## Data extract
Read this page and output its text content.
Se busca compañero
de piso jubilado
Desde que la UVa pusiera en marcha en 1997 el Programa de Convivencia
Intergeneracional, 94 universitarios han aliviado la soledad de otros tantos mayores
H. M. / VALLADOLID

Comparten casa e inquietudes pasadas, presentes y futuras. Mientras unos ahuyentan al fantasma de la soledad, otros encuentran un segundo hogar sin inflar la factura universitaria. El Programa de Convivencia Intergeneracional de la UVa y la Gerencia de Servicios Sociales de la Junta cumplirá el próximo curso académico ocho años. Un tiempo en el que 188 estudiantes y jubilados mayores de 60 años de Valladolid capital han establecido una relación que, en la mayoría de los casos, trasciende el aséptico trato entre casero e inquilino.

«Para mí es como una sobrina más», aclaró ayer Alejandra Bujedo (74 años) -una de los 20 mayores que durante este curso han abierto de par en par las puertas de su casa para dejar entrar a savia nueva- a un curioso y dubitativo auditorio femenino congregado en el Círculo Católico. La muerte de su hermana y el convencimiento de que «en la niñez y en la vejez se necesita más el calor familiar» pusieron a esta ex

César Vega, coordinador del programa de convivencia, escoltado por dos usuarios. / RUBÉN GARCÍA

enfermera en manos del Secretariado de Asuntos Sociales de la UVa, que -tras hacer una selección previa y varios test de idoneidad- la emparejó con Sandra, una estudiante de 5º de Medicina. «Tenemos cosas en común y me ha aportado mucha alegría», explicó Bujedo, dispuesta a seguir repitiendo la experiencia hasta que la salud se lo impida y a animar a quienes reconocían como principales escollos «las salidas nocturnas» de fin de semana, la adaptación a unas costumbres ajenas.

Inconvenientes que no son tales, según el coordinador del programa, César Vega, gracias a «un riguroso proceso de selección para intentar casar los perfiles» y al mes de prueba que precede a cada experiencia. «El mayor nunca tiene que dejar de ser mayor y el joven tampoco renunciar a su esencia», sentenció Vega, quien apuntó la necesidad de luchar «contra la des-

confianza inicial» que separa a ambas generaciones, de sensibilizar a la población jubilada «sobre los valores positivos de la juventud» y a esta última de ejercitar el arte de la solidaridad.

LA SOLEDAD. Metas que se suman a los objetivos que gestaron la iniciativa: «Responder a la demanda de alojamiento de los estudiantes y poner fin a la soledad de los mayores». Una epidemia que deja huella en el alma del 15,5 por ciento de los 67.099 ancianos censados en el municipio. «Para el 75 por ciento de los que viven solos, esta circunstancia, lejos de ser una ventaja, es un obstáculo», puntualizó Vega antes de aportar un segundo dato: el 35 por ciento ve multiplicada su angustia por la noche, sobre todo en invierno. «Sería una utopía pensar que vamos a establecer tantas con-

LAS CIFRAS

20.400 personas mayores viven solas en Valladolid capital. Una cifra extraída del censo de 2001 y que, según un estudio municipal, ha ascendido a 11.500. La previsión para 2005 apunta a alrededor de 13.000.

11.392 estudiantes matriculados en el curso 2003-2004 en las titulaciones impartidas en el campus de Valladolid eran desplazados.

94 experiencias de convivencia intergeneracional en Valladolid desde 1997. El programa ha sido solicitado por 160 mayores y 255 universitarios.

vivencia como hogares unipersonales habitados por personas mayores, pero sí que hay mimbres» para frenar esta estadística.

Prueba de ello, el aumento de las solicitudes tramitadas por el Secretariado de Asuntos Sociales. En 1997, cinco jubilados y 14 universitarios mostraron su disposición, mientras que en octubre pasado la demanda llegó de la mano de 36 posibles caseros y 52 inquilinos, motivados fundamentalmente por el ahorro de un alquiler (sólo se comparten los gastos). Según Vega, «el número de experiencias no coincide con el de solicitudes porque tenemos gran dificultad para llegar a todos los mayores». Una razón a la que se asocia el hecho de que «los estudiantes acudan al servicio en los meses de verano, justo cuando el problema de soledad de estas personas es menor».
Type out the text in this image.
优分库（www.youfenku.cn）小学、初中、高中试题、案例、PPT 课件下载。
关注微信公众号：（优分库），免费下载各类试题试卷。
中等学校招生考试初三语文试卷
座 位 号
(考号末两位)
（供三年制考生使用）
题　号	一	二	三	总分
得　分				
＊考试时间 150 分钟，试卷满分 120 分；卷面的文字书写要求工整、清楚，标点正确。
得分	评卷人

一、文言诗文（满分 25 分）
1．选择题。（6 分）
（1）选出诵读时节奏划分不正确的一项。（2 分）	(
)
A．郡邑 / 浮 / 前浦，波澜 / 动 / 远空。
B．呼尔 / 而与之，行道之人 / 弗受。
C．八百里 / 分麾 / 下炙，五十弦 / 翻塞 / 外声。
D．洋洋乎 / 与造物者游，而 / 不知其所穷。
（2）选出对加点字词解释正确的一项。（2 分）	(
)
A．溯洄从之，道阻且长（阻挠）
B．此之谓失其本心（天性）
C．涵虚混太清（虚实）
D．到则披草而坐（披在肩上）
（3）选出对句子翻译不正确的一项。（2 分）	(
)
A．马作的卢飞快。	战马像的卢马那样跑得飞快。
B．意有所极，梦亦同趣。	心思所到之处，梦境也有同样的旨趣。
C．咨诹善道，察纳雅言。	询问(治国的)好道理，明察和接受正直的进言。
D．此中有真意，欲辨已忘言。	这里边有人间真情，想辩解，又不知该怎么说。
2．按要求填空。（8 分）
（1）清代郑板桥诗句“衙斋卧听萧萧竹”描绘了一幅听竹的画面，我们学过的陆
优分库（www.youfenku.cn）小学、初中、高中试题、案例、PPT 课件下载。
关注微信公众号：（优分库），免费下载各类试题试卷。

## What the exercise asks
Please reproduce all of the entries exactly as they stand.

## Solution to this problem
Read this page and output its text content.
Se busca compañero
de piso jubilado
Desde que la UVa pusiera en marcha en 1997 el Programa de Convivencia
Intergeneracional, 94 universitarios han aliviado la soledad de otros tantos mayores
H. M. / VALLADOLID

Comparten casa e inquietudes pasadas, presentes y futuras. Mientras unos ahuyentan al fantasma de la soledad, otros encuentran un segundo hogar sin inflar la factura universitaria. El Programa de Convivencia Intergeneracional de la UVa y la Gerencia de Servicios Sociales de la Junta cumplirá el próximo curso académico ocho años. Un tiempo en el que 188 estudiantes y jubilados mayores de 60 años de Valladolid capital han establecido una relación que, en la mayoría de los casos, trasciende el aséptico trato entre casero e inquilino.

«Para mí es como una sobrina más», aclaró ayer Alejandra Bujedo (74 años) -una de los 20 mayores que durante este curso han abierto de par en par las puertas de su casa para dejar entrar a savia nueva- a un curioso y dubitativo auditorio femenino congregado en el Círculo Católico. La muerte de su hermana y el convencimiento de que «en la niñez y en la vejez se necesita más el calor familiar» pusieron a esta ex

César Vega, coordinador del programa de convivencia, escoltado por dos usuarios. / RUBÉN GARCÍA

enfermera en manos del Secretariado de Asuntos Sociales de la UVa, que -tras hacer una selección previa y varios test de idoneidad- la emparejó con Sandra, una estudiante de 5º de Medicina. «Tenemos cosas en común y me ha aportado mucha alegría», explicó Bujedo, dispuesta a seguir repitiendo la experiencia hasta que la salud se lo impida y a animar a quienes reconocían como principales escollos «las salidas nocturnas» de fin de semana, la adaptación a unas costumbres ajenas.

Inconvenientes que no son tales, según el coordinador del programa, César Vega, gracias a «un riguroso proceso de selección para intentar casar los perfiles» y al mes de prueba que precede a cada experiencia. «El mayor nunca tiene que dejar de ser mayor y el joven tampoco renunciar a su esencia», sentenció Vega, quien apuntó la necesidad de luchar «contra la des-

confianza inicial» que separa a ambas generaciones, de sensibilizar a la población jubilada «sobre los valores positivos de la juventud» y a esta última de ejercitar el arte de la solidaridad.

LA SOLEDAD. Metas que se suman a los objetivos que gestaron la iniciativa: «Responder a la demanda de alojamiento de los estudiantes y poner fin a la soledad de los mayores». Una epidemia que deja huella en el alma del 15,5 por ciento de los 67.099 ancianos censados en el municipio. «Para el 75 por ciento de los que viven solos, esta circunstancia, lejos de ser una ventaja, es un obstáculo», puntualizó Vega antes de aportar un segundo dato: el 35 por ciento ve multiplicada su angustia por la noche, sobre todo en invierno. «Sería una utopía pensar que vamos a establecer tantas con-

LAS CIFRAS

20.400 personas mayores viven solas en Valladolid capital. Una cifra extraída del censo de 2001 y que, según un estudio municipal, ha ascendido a 11.500. La previsión para 2005 apunta a alrededor de 13.000.

11.392 estudiantes matriculados en el curso 2003-2004 en las titulaciones impartidas en el campus de Valladolid eran desplazados.

94 experiencias de convivencia intergeneracional en Valladolid desde 1997. El programa ha sido solicitado por 160 mayores y 255 universitarios.

vivencia como hogares unipersonales habitados por personas mayores, pero sí que hay mimbres» para frenar esta estadística.

Prueba de ello, el aumento de las solicitudes tramitadas por el Secretariado de Asuntos Sociales. En 1997, cinco jubilados y 14 universitarios mostraron su disposición, mientras que en octubre pasado la demanda llegó de la mano de 36 posibles caseros y 52 inquilinos, motivados fundamentalmente por el ahorro de un alquiler (sólo se comparten los gastos). Según Vega, «el número de experiencias no coincide con el de solicitudes porque tenemos gran dificultad para llegar a todos los mayores». Una razón a la que se asocia el hecho de que «los estudiantes acudan al servicio en los meses de verano, justo cuando el problema de soledad de estas personas es menor».
Type out the text in this image.
优分库（www.youfenku.cn）小学、初中、高中试题、案例、PPT 课件下载。
关注微信公众号：（优分库），免费下载各类试题试卷。
中等学校招生考试初三语文试卷
座 位 号
(考号末两位)
（供三年制考生使用）
题　号	一	二	三	总分
得　分				
＊考试时间 150 分钟，试卷满分 120 分；卷面的文字书写要求工整、清楚，标点正确。
得分	评卷人

一、文言诗文（满分 25 分）
1．选择题。（6 分）
（1）选出诵读时节奏划分不正确的一项。（2 分）	(
)
A．郡邑 / 浮 / 前浦，波澜 / 动 / 远空。
B．呼尔 / 而与之，行道之人 / 弗受。
C．八百里 / 分麾 / 下炙，五十弦 / 翻塞 / 外声。
D．洋洋乎 / 与造物者游，而 / 不知其所穷。
（2）选出对加点字词解释正确的一项。（2 分）	(
)
A．溯洄从之，道阻且长（阻挠）
B．此之谓失其本心（天性）
C．涵虚混太清（虚实）
D．到则披草而坐（披在肩上）
（3）选出对句子翻译不正确的一项。（2 分）	(
)
A．马作的卢飞快。	战马像的卢马那样跑得飞快。
B．意有所极，梦亦同趣。	心思所到之处，梦境也有同样的旨趣。
C．咨诹善道，察纳雅言。	询问(治国的)好道理，明察和接受正直的进言。
D．此中有真意，欲辨已忘言。	这里边有人间真情，想辩解，又不知该怎么说。
2．按要求填空。（8 分）
（1）清代郑板桥诗句“衙斋卧听萧萧竹”描绘了一幅听竹的画面，我们学过的陆
优分库（www.youfenku.cn）小学、初中、高中试题、案例、PPT 课件下载。
关注微信公众号：（优分库），免费下载各类试题试卷。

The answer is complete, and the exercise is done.